WRITTEN INSTRUCTION:
Copy out the records word for word, beginning at the line that contains "Give me the" and stopping after the line that contains "107, 82, 123]".

SUPPLIED RECORDS:
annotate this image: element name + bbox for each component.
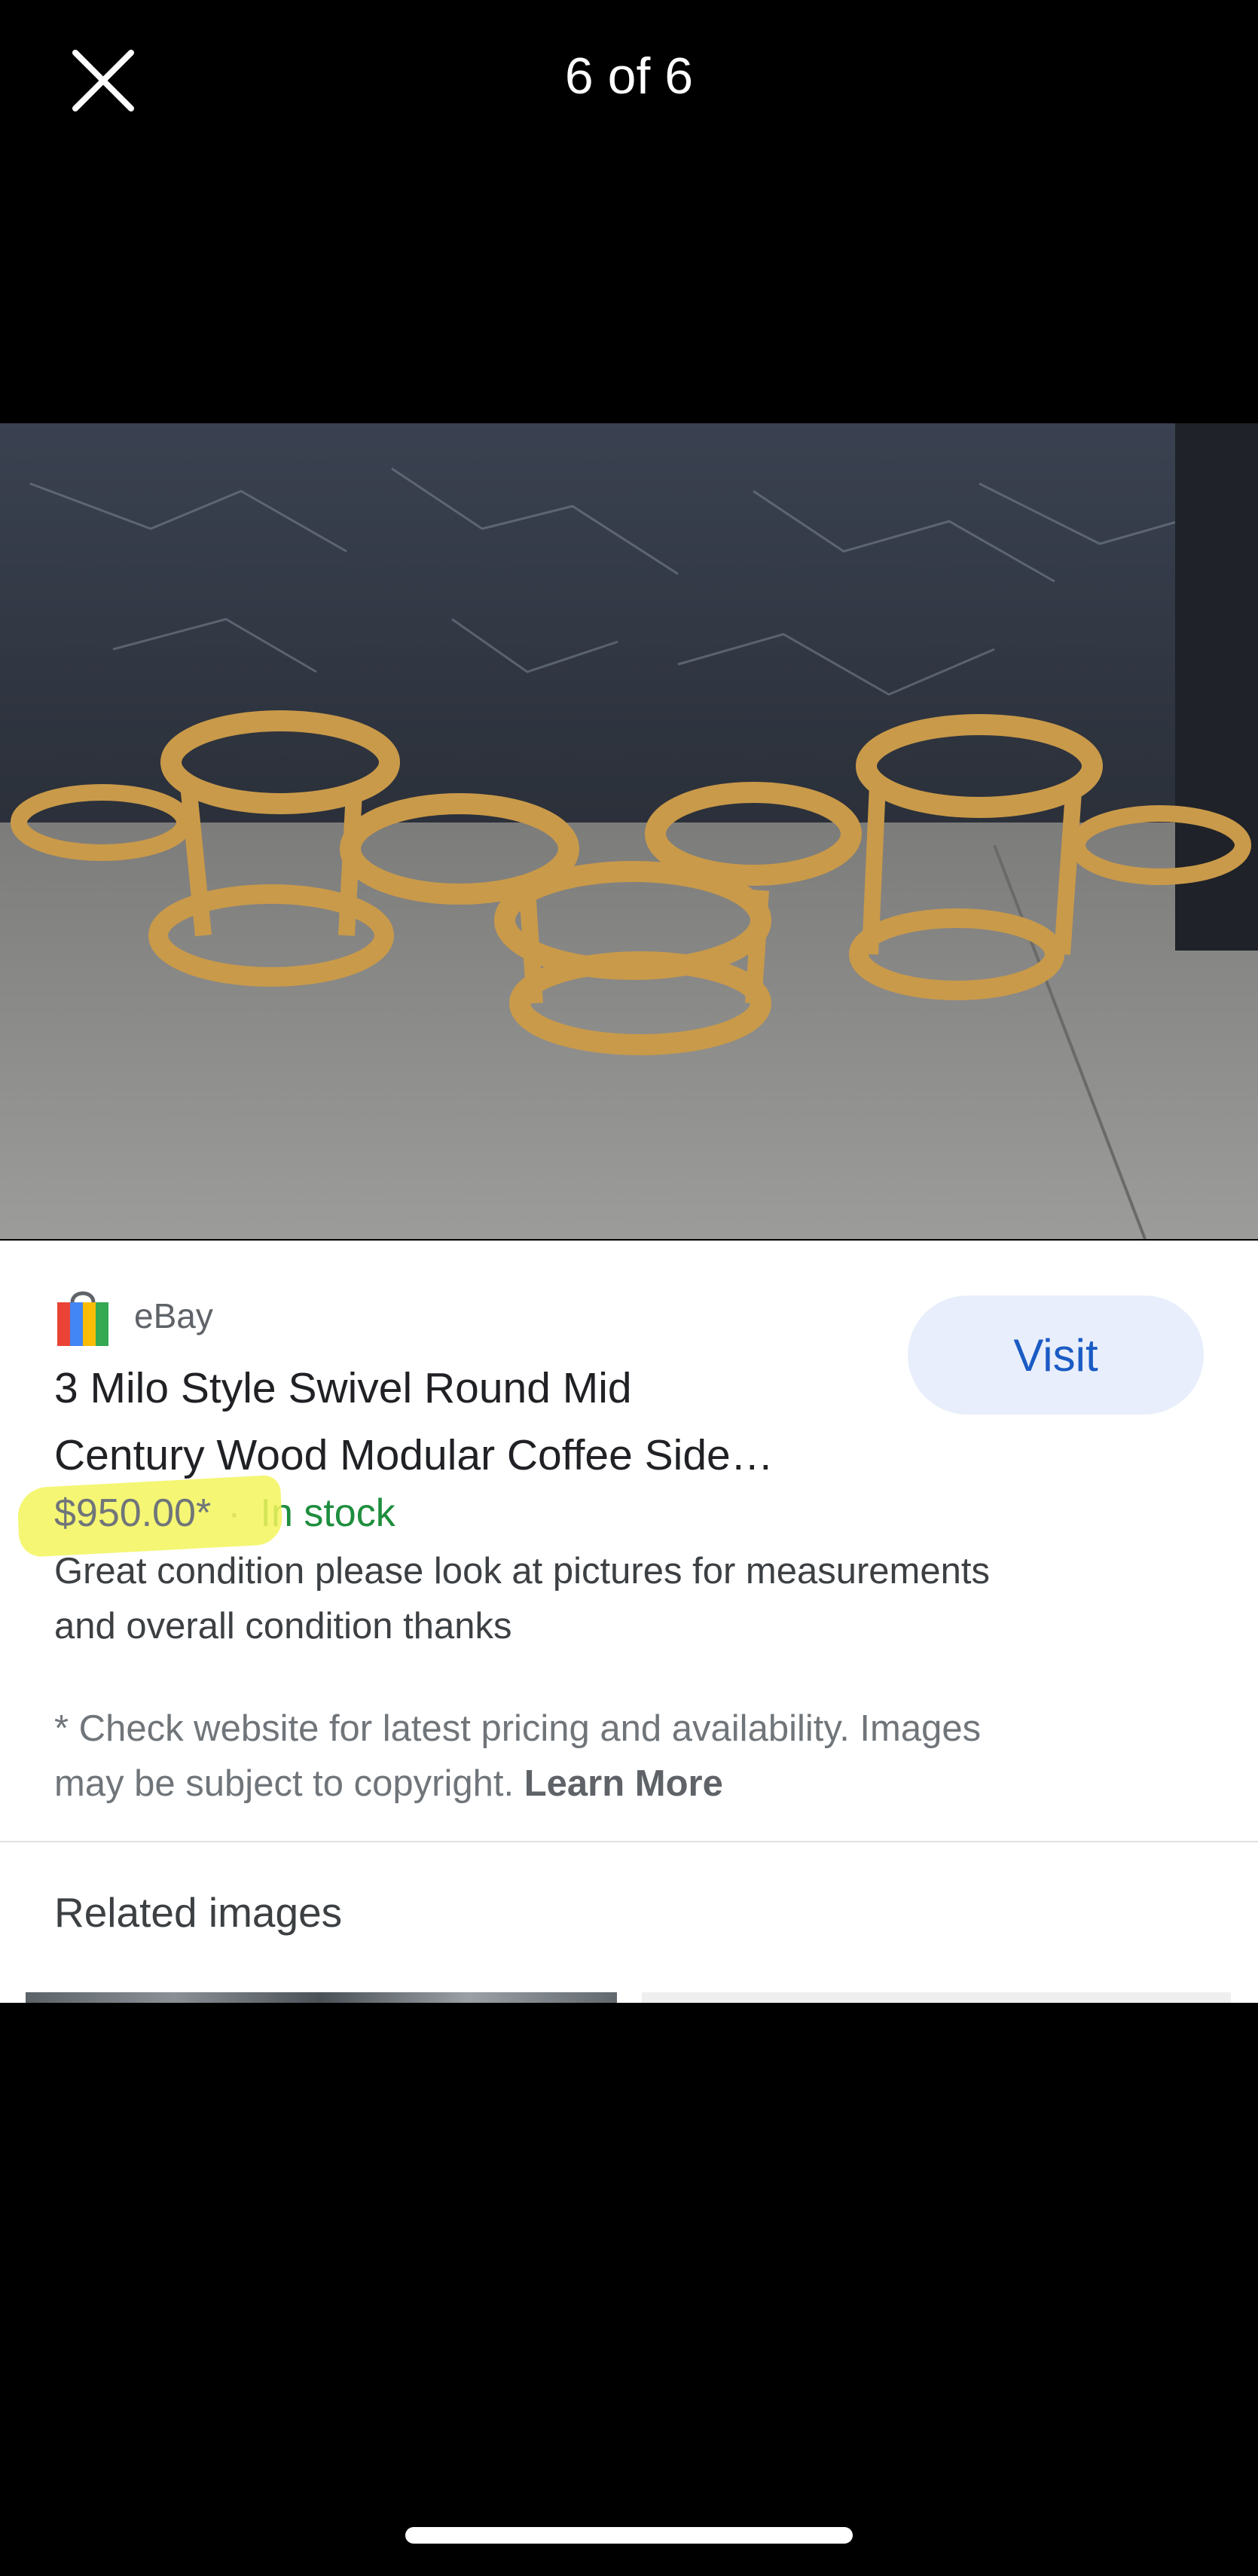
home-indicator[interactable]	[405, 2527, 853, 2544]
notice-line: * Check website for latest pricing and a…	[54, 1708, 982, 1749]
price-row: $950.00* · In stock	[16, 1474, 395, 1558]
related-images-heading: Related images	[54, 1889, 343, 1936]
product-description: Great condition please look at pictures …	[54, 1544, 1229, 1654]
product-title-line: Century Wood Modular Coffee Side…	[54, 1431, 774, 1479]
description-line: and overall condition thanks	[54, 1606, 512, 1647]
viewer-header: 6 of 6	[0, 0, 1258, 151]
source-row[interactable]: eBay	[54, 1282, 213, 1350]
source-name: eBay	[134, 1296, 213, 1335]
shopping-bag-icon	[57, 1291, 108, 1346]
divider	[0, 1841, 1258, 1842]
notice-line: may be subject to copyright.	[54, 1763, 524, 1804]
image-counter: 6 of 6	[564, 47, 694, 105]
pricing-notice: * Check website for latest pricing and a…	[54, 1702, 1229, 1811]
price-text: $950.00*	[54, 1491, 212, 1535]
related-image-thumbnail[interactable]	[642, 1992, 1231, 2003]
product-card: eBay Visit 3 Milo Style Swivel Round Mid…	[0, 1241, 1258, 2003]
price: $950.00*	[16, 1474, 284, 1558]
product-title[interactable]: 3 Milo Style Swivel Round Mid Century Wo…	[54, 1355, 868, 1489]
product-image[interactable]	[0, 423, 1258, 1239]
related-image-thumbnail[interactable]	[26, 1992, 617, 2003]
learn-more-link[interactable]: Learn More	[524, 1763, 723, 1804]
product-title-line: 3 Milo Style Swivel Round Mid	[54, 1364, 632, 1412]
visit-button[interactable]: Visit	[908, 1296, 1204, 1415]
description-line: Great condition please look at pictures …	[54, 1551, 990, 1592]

...

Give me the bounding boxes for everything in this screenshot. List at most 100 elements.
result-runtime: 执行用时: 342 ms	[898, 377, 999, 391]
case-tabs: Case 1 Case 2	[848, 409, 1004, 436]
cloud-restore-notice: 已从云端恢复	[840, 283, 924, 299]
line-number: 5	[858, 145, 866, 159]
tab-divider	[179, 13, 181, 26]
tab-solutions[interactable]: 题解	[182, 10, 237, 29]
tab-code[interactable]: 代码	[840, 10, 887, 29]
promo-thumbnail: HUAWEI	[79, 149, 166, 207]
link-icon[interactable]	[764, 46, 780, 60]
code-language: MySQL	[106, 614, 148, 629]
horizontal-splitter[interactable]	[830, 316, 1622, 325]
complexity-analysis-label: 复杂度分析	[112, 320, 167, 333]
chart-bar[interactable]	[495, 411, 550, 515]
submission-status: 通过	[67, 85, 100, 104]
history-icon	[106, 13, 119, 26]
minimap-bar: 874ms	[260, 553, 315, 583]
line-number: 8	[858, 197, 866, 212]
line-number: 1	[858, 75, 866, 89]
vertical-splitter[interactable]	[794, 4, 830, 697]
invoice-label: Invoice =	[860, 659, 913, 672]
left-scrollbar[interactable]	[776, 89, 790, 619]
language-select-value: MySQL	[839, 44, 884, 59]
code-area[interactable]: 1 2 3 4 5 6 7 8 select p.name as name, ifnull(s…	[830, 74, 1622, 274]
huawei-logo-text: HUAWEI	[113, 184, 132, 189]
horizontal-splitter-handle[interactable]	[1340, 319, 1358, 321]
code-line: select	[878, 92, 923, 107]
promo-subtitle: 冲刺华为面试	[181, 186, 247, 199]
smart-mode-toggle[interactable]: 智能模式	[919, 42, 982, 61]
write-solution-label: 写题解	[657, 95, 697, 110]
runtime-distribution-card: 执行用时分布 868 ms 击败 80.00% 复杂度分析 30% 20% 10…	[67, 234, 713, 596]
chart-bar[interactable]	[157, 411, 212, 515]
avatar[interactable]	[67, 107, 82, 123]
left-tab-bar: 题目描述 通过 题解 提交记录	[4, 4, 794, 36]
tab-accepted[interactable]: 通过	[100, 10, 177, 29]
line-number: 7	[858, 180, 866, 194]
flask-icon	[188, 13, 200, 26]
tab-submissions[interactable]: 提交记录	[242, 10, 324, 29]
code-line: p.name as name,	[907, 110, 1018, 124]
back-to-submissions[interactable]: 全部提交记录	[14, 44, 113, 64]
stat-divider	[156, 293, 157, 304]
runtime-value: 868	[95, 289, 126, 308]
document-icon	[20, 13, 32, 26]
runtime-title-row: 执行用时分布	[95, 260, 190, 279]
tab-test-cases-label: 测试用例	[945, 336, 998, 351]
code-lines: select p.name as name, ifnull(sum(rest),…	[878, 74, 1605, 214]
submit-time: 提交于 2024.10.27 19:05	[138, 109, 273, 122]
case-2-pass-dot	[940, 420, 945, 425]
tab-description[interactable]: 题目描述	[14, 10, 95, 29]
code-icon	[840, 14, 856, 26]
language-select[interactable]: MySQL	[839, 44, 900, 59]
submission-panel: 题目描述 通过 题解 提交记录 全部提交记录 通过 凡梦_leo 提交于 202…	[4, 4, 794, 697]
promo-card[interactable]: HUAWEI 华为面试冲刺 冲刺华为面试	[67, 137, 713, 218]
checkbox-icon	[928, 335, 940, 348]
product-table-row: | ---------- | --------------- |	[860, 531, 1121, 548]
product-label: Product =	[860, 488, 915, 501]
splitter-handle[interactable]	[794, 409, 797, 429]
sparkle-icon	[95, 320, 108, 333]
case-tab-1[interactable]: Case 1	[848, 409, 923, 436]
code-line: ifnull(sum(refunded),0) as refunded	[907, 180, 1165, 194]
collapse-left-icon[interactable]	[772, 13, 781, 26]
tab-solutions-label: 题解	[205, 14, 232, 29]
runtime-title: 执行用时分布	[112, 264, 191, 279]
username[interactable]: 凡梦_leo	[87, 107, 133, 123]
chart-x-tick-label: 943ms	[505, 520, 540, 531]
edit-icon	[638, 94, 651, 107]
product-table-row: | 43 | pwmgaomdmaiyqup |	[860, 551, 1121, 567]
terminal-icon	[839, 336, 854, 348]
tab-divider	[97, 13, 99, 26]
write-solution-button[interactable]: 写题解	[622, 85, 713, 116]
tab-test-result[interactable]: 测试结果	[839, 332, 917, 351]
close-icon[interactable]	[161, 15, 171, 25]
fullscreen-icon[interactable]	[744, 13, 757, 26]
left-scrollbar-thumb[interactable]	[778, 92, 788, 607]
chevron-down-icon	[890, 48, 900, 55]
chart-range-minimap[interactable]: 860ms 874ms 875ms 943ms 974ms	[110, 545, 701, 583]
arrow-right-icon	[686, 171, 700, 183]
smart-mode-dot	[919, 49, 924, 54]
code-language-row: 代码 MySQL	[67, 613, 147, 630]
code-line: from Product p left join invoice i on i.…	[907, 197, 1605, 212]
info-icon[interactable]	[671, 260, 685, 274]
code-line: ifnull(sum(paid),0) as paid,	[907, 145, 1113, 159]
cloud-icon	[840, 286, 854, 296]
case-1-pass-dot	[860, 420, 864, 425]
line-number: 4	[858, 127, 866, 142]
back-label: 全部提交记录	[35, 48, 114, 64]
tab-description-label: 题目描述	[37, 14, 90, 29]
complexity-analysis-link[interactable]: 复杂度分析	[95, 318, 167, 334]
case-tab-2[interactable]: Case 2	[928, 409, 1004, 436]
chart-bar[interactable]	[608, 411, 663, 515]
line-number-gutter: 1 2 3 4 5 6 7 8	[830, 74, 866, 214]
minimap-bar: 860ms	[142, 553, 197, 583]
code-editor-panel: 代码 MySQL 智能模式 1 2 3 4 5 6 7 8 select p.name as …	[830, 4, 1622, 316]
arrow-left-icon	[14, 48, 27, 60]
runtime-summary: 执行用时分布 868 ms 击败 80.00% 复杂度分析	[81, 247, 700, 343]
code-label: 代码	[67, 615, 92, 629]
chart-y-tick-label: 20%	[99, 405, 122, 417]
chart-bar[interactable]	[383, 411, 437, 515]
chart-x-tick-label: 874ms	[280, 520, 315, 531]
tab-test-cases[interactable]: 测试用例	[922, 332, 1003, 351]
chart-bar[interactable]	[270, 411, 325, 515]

* * *

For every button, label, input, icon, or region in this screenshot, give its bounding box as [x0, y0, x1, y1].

EXPECTED ANSWER:
Give me the bounding boxes for everything in this screenshot. List at most 100 elements.
result-runtime: 执行用时: 342 ms	[898, 377, 999, 391]
case-tabs: Case 1 Case 2	[848, 409, 1004, 436]
cloud-restore-notice: 已从云端恢复	[840, 283, 924, 299]
line-number: 5	[858, 145, 866, 159]
tab-divider	[179, 13, 181, 26]
tab-solutions[interactable]: 题解	[182, 10, 237, 29]
tab-code[interactable]: 代码	[840, 10, 887, 29]
promo-thumbnail: HUAWEI	[79, 149, 166, 207]
link-icon[interactable]	[764, 46, 780, 60]
code-language: MySQL	[106, 614, 148, 629]
horizontal-splitter[interactable]	[830, 316, 1622, 325]
complexity-analysis-label: 复杂度分析	[112, 320, 167, 333]
chart-bar[interactable]	[495, 411, 550, 515]
submission-status: 通过	[67, 85, 100, 104]
history-icon	[106, 13, 119, 26]
minimap-bar: 874ms	[260, 553, 315, 583]
line-number: 8	[858, 197, 866, 212]
line-number: 1	[858, 75, 866, 89]
vertical-splitter[interactable]	[794, 4, 830, 697]
invoice-label: Invoice =	[860, 659, 913, 672]
left-scrollbar[interactable]	[776, 89, 790, 619]
language-select-value: MySQL	[839, 44, 884, 59]
code-area[interactable]: 1 2 3 4 5 6 7 8 select p.name as name, ifnull(s…	[830, 74, 1622, 274]
huawei-logo-text: HUAWEI	[113, 184, 132, 189]
horizontal-splitter-handle[interactable]	[1340, 319, 1358, 321]
code-line: select	[878, 92, 923, 107]
promo-subtitle: 冲刺华为面试	[181, 186, 247, 199]
smart-mode-toggle[interactable]: 智能模式	[919, 42, 982, 61]
write-solution-label: 写题解	[657, 95, 697, 110]
runtime-distribution-card: 执行用时分布 868 ms 击败 80.00% 复杂度分析 30% 20% 10…	[67, 234, 713, 596]
chart-bar[interactable]	[157, 411, 212, 515]
avatar[interactable]	[67, 107, 82, 123]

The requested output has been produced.